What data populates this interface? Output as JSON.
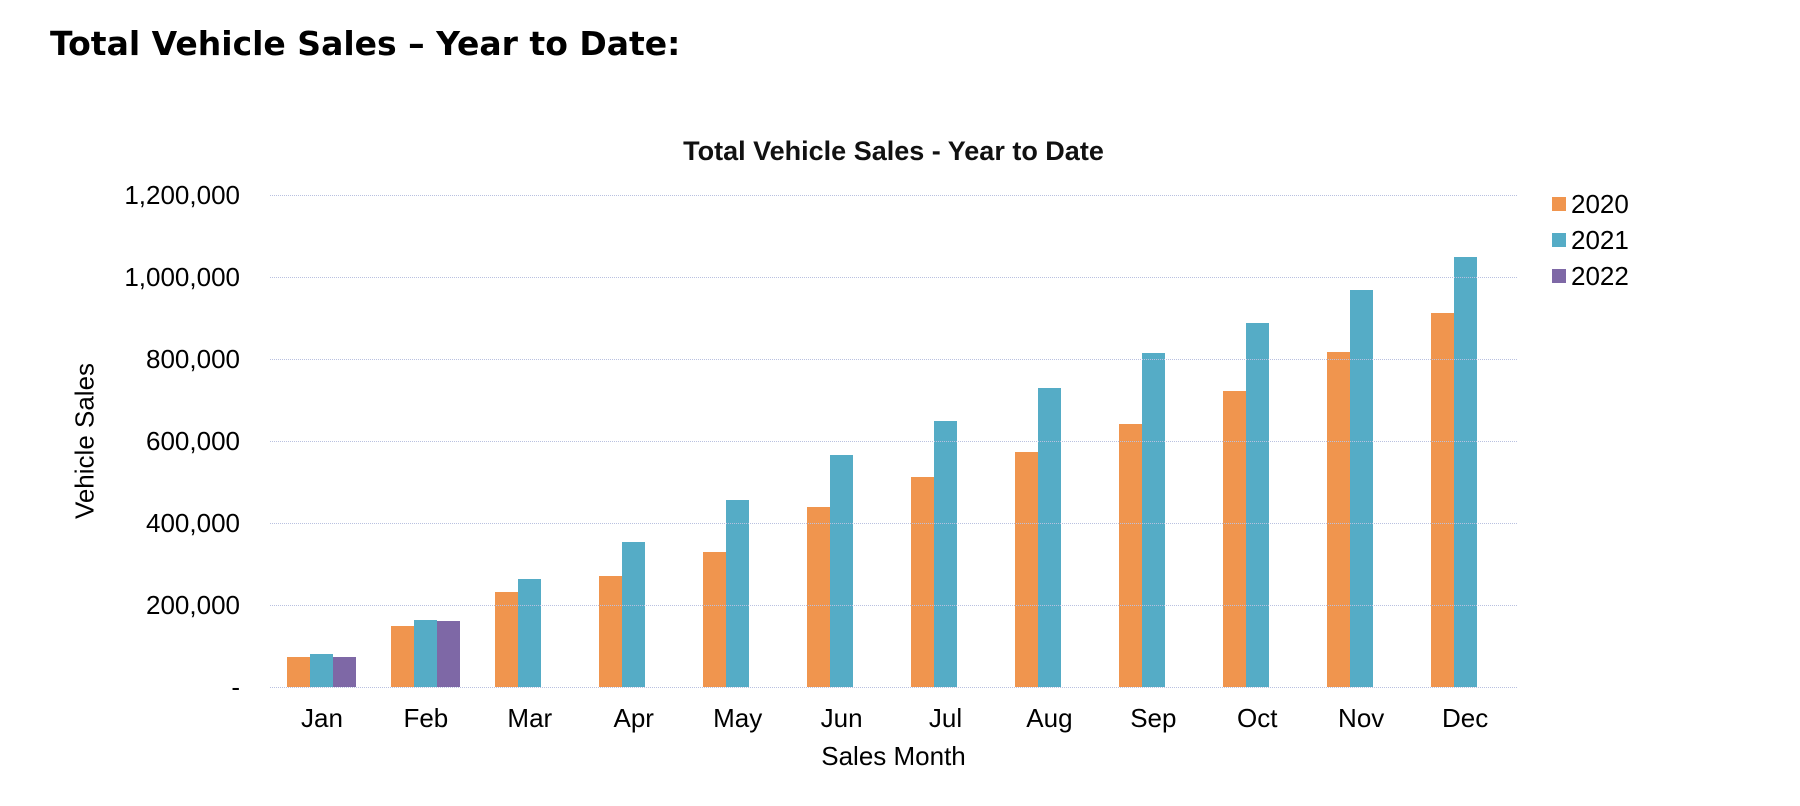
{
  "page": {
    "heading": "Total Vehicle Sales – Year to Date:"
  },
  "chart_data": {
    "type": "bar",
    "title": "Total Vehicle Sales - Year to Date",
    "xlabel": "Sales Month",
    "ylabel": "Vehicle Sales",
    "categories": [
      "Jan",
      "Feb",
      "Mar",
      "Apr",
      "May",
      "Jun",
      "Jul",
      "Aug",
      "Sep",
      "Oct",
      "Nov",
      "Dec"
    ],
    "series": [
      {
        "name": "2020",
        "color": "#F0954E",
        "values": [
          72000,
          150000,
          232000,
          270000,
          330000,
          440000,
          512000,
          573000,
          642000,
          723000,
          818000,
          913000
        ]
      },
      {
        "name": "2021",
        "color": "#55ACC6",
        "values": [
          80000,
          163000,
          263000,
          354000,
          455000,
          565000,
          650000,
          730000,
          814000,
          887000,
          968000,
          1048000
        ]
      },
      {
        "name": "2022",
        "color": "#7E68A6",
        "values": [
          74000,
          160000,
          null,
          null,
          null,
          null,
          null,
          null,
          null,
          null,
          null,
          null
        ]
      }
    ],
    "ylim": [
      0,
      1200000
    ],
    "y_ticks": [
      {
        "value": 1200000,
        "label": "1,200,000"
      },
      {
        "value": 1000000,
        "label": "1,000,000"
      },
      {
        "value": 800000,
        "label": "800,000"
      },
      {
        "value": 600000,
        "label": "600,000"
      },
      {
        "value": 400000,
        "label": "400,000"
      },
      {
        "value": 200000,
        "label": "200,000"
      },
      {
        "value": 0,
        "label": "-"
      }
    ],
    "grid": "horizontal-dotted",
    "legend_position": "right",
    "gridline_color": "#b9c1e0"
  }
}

+++

**What is being asked**. Repeat every record above exactly, but leave out any pictures.

**Correct result**.
What data populates this interface? Output as JSON.
{
  "page": {
    "heading": "Total Vehicle Sales – Year to Date:"
  },
  "chart_data": {
    "type": "bar",
    "title": "Total Vehicle Sales - Year to Date",
    "xlabel": "Sales Month",
    "ylabel": "Vehicle Sales",
    "categories": [
      "Jan",
      "Feb",
      "Mar",
      "Apr",
      "May",
      "Jun",
      "Jul",
      "Aug",
      "Sep",
      "Oct",
      "Nov",
      "Dec"
    ],
    "series": [
      {
        "name": "2020",
        "color": "#F0954E",
        "values": [
          72000,
          150000,
          232000,
          270000,
          330000,
          440000,
          512000,
          573000,
          642000,
          723000,
          818000,
          913000
        ]
      },
      {
        "name": "2021",
        "color": "#55ACC6",
        "values": [
          80000,
          163000,
          263000,
          354000,
          455000,
          565000,
          650000,
          730000,
          814000,
          887000,
          968000,
          1048000
        ]
      },
      {
        "name": "2022",
        "color": "#7E68A6",
        "values": [
          74000,
          160000,
          null,
          null,
          null,
          null,
          null,
          null,
          null,
          null,
          null,
          null
        ]
      }
    ],
    "ylim": [
      0,
      1200000
    ],
    "y_ticks": [
      {
        "value": 1200000,
        "label": "1,200,000"
      },
      {
        "value": 1000000,
        "label": "1,000,000"
      },
      {
        "value": 800000,
        "label": "800,000"
      },
      {
        "value": 600000,
        "label": "600,000"
      },
      {
        "value": 400000,
        "label": "400,000"
      },
      {
        "value": 200000,
        "label": "200,000"
      },
      {
        "value": 0,
        "label": "-"
      }
    ],
    "grid": "horizontal-dotted",
    "legend_position": "right",
    "gridline_color": "#b9c1e0"
  }
}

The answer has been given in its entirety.